(Records contained in a dataset)
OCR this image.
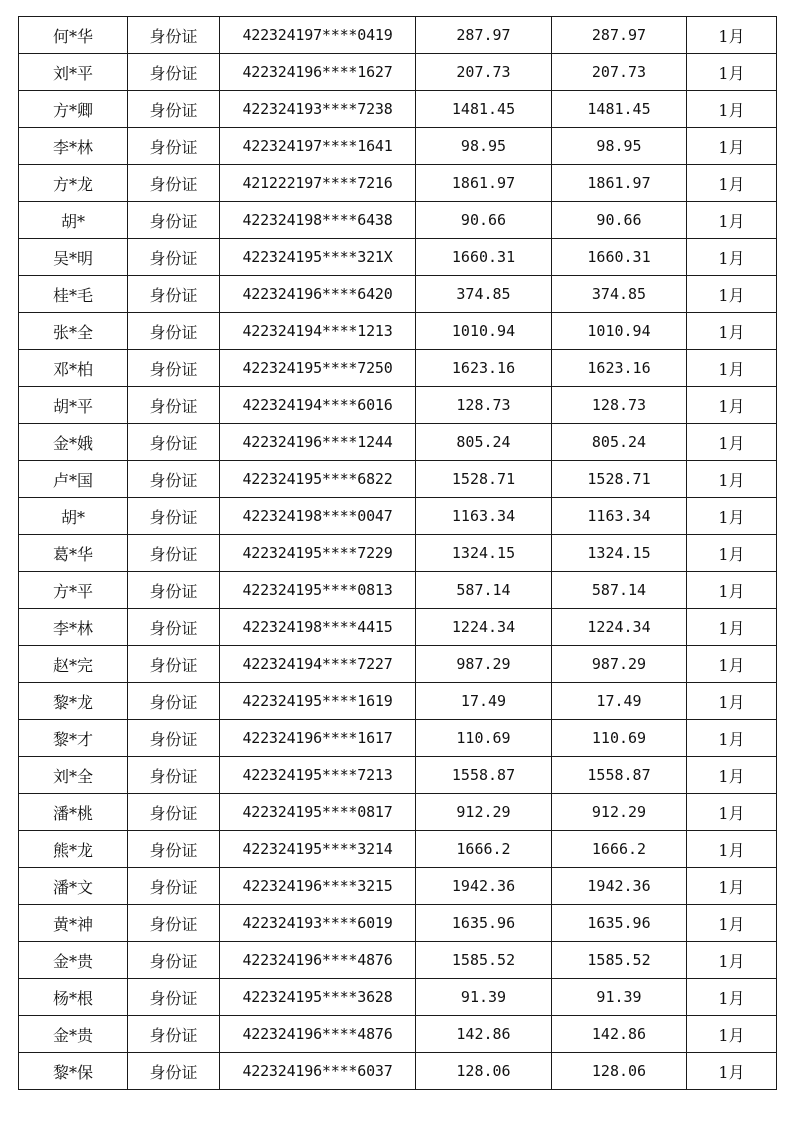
何*华	身份证	422324197****0419	287.97	287.97	1月
刘*平	身份证	422324196****1627	207.73	207.73	1月
方*卿	身份证	422324193****7238	1481.45	1481.45	1月
李*林	身份证	422324197****1641	98.95	98.95	1月
方*龙	身份证	421222197****7216	1861.97	1861.97	1月
胡*	身份证	422324198****6438	90.66	90.66	1月
吴*明	身份证	422324195****321X	1660.31	1660.31	1月
桂*毛	身份证	422324196****6420	374.85	374.85	1月
张*全	身份证	422324194****1213	1010.94	1010.94	1月
邓*柏	身份证	422324195****7250	1623.16	1623.16	1月
胡*平	身份证	422324194****6016	128.73	128.73	1月
金*娥	身份证	422324196****1244	805.24	805.24	1月
卢*国	身份证	422324195****6822	1528.71	1528.71	1月
胡*	身份证	422324198****0047	1163.34	1163.34	1月
葛*华	身份证	422324195****7229	1324.15	1324.15	1月
方*平	身份证	422324195****0813	587.14	587.14	1月
李*林	身份证	422324198****4415	1224.34	1224.34	1月
赵*完	身份证	422324194****7227	987.29	987.29	1月
黎*龙	身份证	422324195****1619	17.49	17.49	1月
黎*才	身份证	422324196****1617	110.69	110.69	1月
刘*全	身份证	422324195****7213	1558.87	1558.87	1月
潘*桃	身份证	422324195****0817	912.29	912.29	1月
熊*龙	身份证	422324195****3214	1666.2	1666.2	1月
潘*文	身份证	422324196****3215	1942.36	1942.36	1月
黄*神	身份证	422324193****6019	1635.96	1635.96	1月
金*贵	身份证	422324196****4876	1585.52	1585.52	1月
杨*根	身份证	422324195****3628	91.39	91.39	1月
金*贵	身份证	422324196****4876	142.86	142.86	1月
黎*保	身份证	422324196****6037	128.06	128.06	1月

Written instruction => Pictures in the records above are not copied; print everything else exactly.

Solution to the exercise =>
OCR this image.
何*华	身份证	422324197****0419	287.97	287.97	1月
刘*平	身份证	422324196****1627	207.73	207.73	1月
方*卿	身份证	422324193****7238	1481.45	1481.45	1月
李*林	身份证	422324197****1641	98.95	98.95	1月
方*龙	身份证	421222197****7216	1861.97	1861.97	1月
胡*	身份证	422324198****6438	90.66	90.66	1月
吴*明	身份证	422324195****321X	1660.31	1660.31	1月
桂*毛	身份证	422324196****6420	374.85	374.85	1月
张*全	身份证	422324194****1213	1010.94	1010.94	1月
邓*柏	身份证	422324195****7250	1623.16	1623.16	1月
胡*平	身份证	422324194****6016	128.73	128.73	1月
金*娥	身份证	422324196****1244	805.24	805.24	1月
卢*国	身份证	422324195****6822	1528.71	1528.71	1月
胡*	身份证	422324198****0047	1163.34	1163.34	1月
葛*华	身份证	422324195****7229	1324.15	1324.15	1月
方*平	身份证	422324195****0813	587.14	587.14	1月
李*林	身份证	422324198****4415	1224.34	1224.34	1月
赵*完	身份证	422324194****7227	987.29	987.29	1月
黎*龙	身份证	422324195****1619	17.49	17.49	1月
黎*才	身份证	422324196****1617	110.69	110.69	1月
刘*全	身份证	422324195****7213	1558.87	1558.87	1月
潘*桃	身份证	422324195****0817	912.29	912.29	1月
熊*龙	身份证	422324195****3214	1666.2	1666.2	1月
潘*文	身份证	422324196****3215	1942.36	1942.36	1月
黄*神	身份证	422324193****6019	1635.96	1635.96	1月
金*贵	身份证	422324196****4876	1585.52	1585.52	1月
杨*根	身份证	422324195****3628	91.39	91.39	1月
金*贵	身份证	422324196****4876	142.86	142.86	1月
黎*保	身份证	422324196****6037	128.06	128.06	1月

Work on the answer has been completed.